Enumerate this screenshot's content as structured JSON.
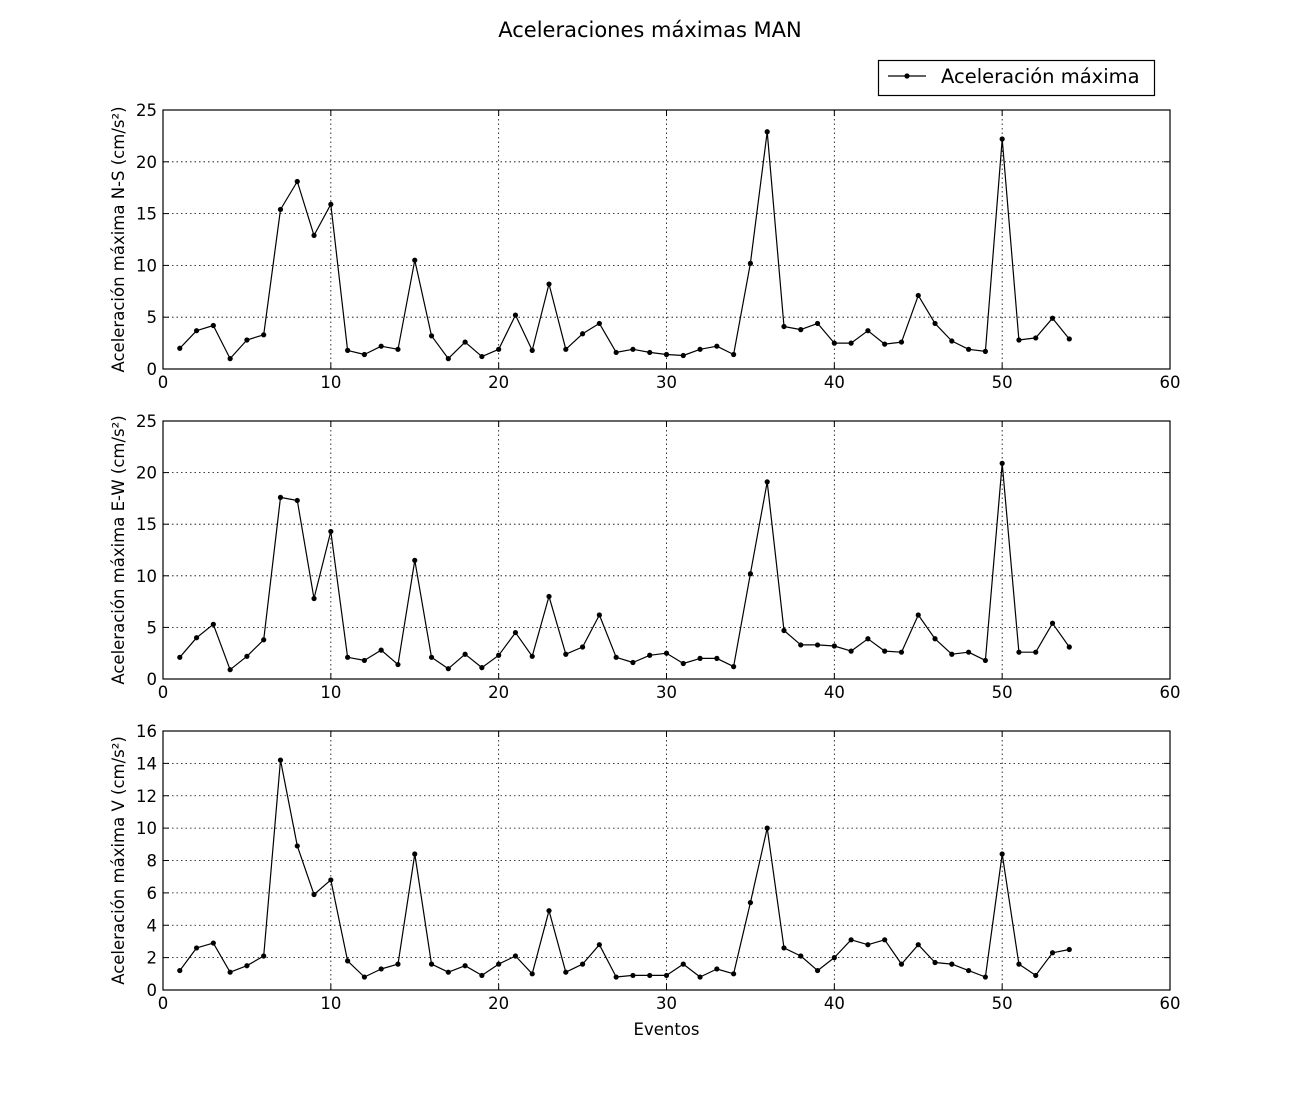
{
  "chart_data": {
    "title": "Aceleraciones máximas MAN",
    "type": "line",
    "legend": {
      "label": "Aceleración máxima",
      "placement": "top-right"
    },
    "xlabel": "Eventos",
    "xlim": [
      0,
      60
    ],
    "xticks": [
      "0",
      "10",
      "20",
      "30",
      "40",
      "50",
      "60"
    ],
    "grid": true,
    "color": "#000000",
    "x": [
      1,
      2,
      3,
      4,
      5,
      6,
      7,
      8,
      9,
      10,
      11,
      12,
      13,
      14,
      15,
      16,
      17,
      18,
      19,
      20,
      21,
      22,
      23,
      24,
      25,
      26,
      27,
      28,
      29,
      30,
      31,
      32,
      33,
      34,
      35,
      36,
      37,
      38,
      39,
      40,
      41,
      42,
      43,
      44,
      45,
      46,
      47,
      48,
      49,
      50,
      51,
      52,
      53,
      54
    ],
    "panels": [
      {
        "ylabel": "Aceleración máxima N-S (cm/s²)",
        "ylim": [
          0,
          25
        ],
        "yticks": [
          "0",
          "5",
          "10",
          "15",
          "20",
          "25"
        ],
        "values": [
          2.0,
          3.7,
          4.2,
          1.0,
          2.8,
          3.3,
          15.4,
          18.1,
          12.9,
          15.9,
          1.8,
          1.4,
          2.2,
          1.9,
          10.5,
          3.2,
          1.0,
          2.6,
          1.2,
          1.9,
          5.2,
          1.8,
          8.2,
          1.9,
          3.4,
          4.4,
          1.6,
          1.9,
          1.6,
          1.4,
          1.3,
          1.9,
          2.2,
          1.4,
          10.2,
          22.9,
          4.1,
          3.8,
          4.4,
          2.5,
          2.5,
          3.7,
          2.4,
          2.6,
          7.1,
          4.4,
          2.7,
          1.9,
          1.7,
          22.2,
          2.8,
          3.0,
          4.9,
          2.9
        ]
      },
      {
        "ylabel": "Aceleración máxima E-W (cm/s²)",
        "ylim": [
          0,
          25
        ],
        "yticks": [
          "0",
          "5",
          "10",
          "15",
          "20",
          "25"
        ],
        "values": [
          2.1,
          4.0,
          5.3,
          0.9,
          2.2,
          3.8,
          17.6,
          17.3,
          7.8,
          14.3,
          2.1,
          1.8,
          2.8,
          1.4,
          11.5,
          2.1,
          1.0,
          2.4,
          1.1,
          2.3,
          4.5,
          2.2,
          8.0,
          2.4,
          3.1,
          6.2,
          2.1,
          1.6,
          2.3,
          2.5,
          1.5,
          2.0,
          2.0,
          1.2,
          10.2,
          19.1,
          4.7,
          3.3,
          3.3,
          3.2,
          2.7,
          3.9,
          2.7,
          2.6,
          6.2,
          3.9,
          2.4,
          2.6,
          1.8,
          20.9,
          2.6,
          2.6,
          5.4,
          3.1
        ]
      },
      {
        "ylabel": "Aceleración máxima V (cm/s²)",
        "ylim": [
          0,
          16
        ],
        "yticks": [
          "0",
          "2",
          "4",
          "6",
          "8",
          "10",
          "12",
          "14",
          "16"
        ],
        "values": [
          1.2,
          2.6,
          2.9,
          1.1,
          1.5,
          2.1,
          14.2,
          8.9,
          5.9,
          6.8,
          1.8,
          0.8,
          1.3,
          1.6,
          8.4,
          1.6,
          1.1,
          1.5,
          0.9,
          1.6,
          2.1,
          1.0,
          4.9,
          1.1,
          1.6,
          2.8,
          0.8,
          0.9,
          0.9,
          0.9,
          1.6,
          0.8,
          1.3,
          1.0,
          5.4,
          10.0,
          2.6,
          2.1,
          1.2,
          2.0,
          3.1,
          2.8,
          3.1,
          1.6,
          2.8,
          1.7,
          1.6,
          1.2,
          0.8,
          8.4,
          1.6,
          0.9,
          2.3,
          2.5
        ]
      }
    ]
  }
}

_ _ _ _ _ _ _

◆ Work instructions
From the entries, copy out each line containing the word "Aceleración".

◆ Result for this task
      "label": "Aceleración máxima",
        "ylabel": "Aceleración máxima N-S (cm/s²)",
        "ylabel": "Aceleración máxima E-W (cm/s²)",
        "ylabel": "Aceleración máxima V (cm/s²)",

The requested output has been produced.